Repeat the listing that follows, character for character, minus the pictures.

__________________________________________________

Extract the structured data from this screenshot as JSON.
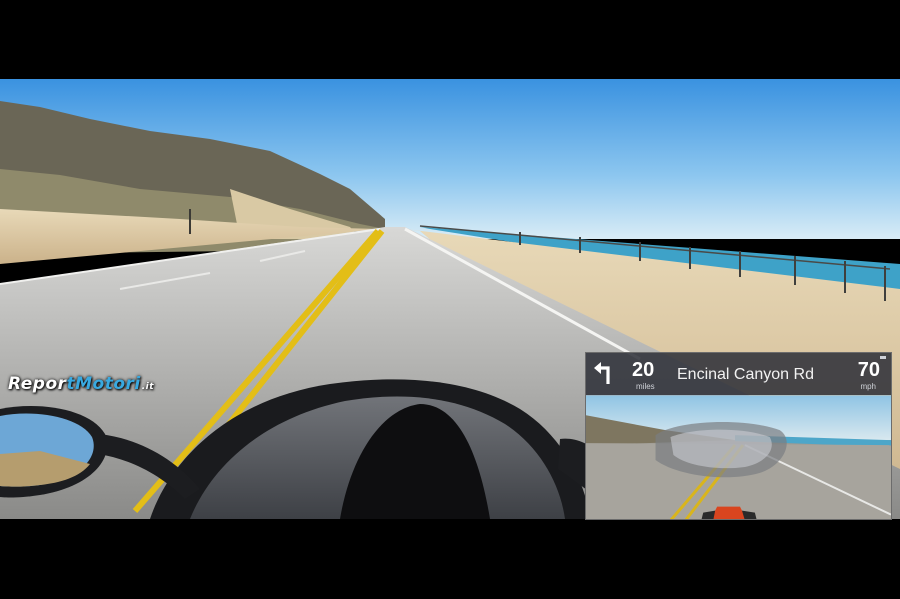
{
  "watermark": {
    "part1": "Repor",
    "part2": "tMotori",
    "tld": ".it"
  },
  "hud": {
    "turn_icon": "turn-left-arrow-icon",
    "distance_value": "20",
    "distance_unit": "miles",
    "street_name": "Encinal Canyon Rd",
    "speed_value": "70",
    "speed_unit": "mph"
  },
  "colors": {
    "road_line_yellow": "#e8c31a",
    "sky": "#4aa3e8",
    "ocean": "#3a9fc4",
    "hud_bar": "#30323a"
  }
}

__________________________________________________

- _WRITTEN SOLUTION_
Extract the structured data from this screenshot as JSON.
{
  "watermark": {
    "part1": "Repor",
    "part2": "tMotori",
    "tld": ".it"
  },
  "hud": {
    "turn_icon": "turn-left-arrow-icon",
    "distance_value": "20",
    "distance_unit": "miles",
    "street_name": "Encinal Canyon Rd",
    "speed_value": "70",
    "speed_unit": "mph"
  },
  "colors": {
    "road_line_yellow": "#e8c31a",
    "sky": "#4aa3e8",
    "ocean": "#3a9fc4",
    "hud_bar": "#30323a"
  }
}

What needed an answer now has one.